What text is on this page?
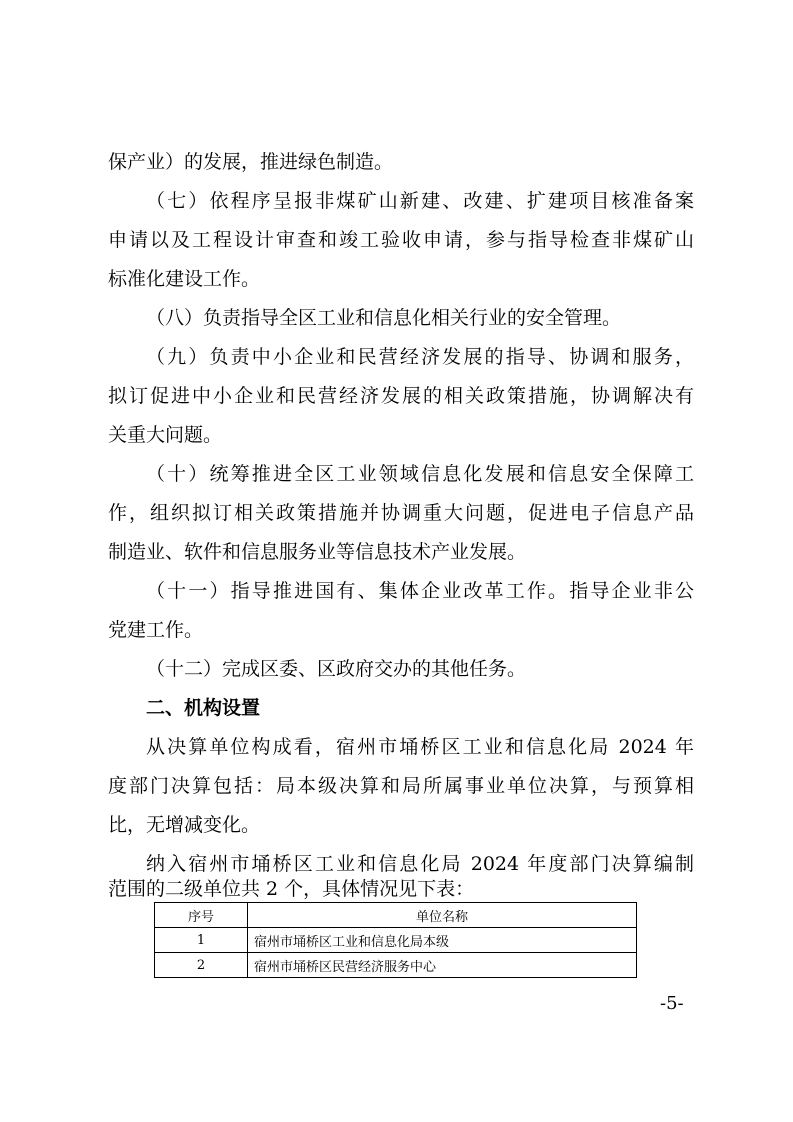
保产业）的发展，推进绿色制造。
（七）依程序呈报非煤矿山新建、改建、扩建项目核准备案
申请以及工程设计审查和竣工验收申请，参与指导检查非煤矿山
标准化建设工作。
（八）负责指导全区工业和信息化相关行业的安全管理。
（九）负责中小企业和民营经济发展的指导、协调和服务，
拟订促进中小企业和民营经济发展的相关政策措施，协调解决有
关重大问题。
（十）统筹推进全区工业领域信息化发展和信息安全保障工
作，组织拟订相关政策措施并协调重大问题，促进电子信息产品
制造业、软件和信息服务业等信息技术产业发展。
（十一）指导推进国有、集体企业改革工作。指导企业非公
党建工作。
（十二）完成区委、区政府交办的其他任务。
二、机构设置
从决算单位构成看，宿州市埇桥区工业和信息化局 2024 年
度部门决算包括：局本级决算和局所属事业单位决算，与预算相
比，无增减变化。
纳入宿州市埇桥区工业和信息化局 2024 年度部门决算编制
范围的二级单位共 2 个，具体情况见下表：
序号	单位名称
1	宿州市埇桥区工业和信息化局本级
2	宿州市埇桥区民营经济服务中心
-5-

· · · · ·

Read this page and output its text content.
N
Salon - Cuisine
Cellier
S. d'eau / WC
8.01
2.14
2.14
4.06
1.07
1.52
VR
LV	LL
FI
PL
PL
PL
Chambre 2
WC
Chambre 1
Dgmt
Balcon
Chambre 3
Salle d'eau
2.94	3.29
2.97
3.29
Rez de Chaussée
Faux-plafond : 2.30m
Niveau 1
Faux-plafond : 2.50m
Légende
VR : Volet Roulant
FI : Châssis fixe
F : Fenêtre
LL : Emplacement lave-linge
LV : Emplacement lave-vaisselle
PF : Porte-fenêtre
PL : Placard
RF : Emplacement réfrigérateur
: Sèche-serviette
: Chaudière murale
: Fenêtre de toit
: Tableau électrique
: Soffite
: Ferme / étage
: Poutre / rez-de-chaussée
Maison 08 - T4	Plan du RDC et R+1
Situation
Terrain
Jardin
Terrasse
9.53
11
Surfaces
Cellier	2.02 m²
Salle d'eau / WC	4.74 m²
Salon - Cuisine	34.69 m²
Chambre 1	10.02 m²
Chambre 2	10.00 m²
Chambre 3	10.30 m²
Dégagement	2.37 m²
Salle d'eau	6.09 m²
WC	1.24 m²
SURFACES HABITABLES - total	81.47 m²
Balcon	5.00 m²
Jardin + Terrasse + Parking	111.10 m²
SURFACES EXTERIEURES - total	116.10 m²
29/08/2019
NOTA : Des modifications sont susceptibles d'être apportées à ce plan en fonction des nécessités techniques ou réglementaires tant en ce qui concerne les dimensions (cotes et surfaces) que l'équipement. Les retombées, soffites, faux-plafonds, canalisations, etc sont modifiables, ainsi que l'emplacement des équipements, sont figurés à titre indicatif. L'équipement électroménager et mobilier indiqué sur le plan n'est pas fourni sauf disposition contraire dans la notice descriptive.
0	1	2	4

· · · · ·

Task requirements »
In the entries above, identify every line with the word "Cuisine". Copy those lines.

Response below »
Salon - Cuisine
Salon - Cuisine	34.69 m²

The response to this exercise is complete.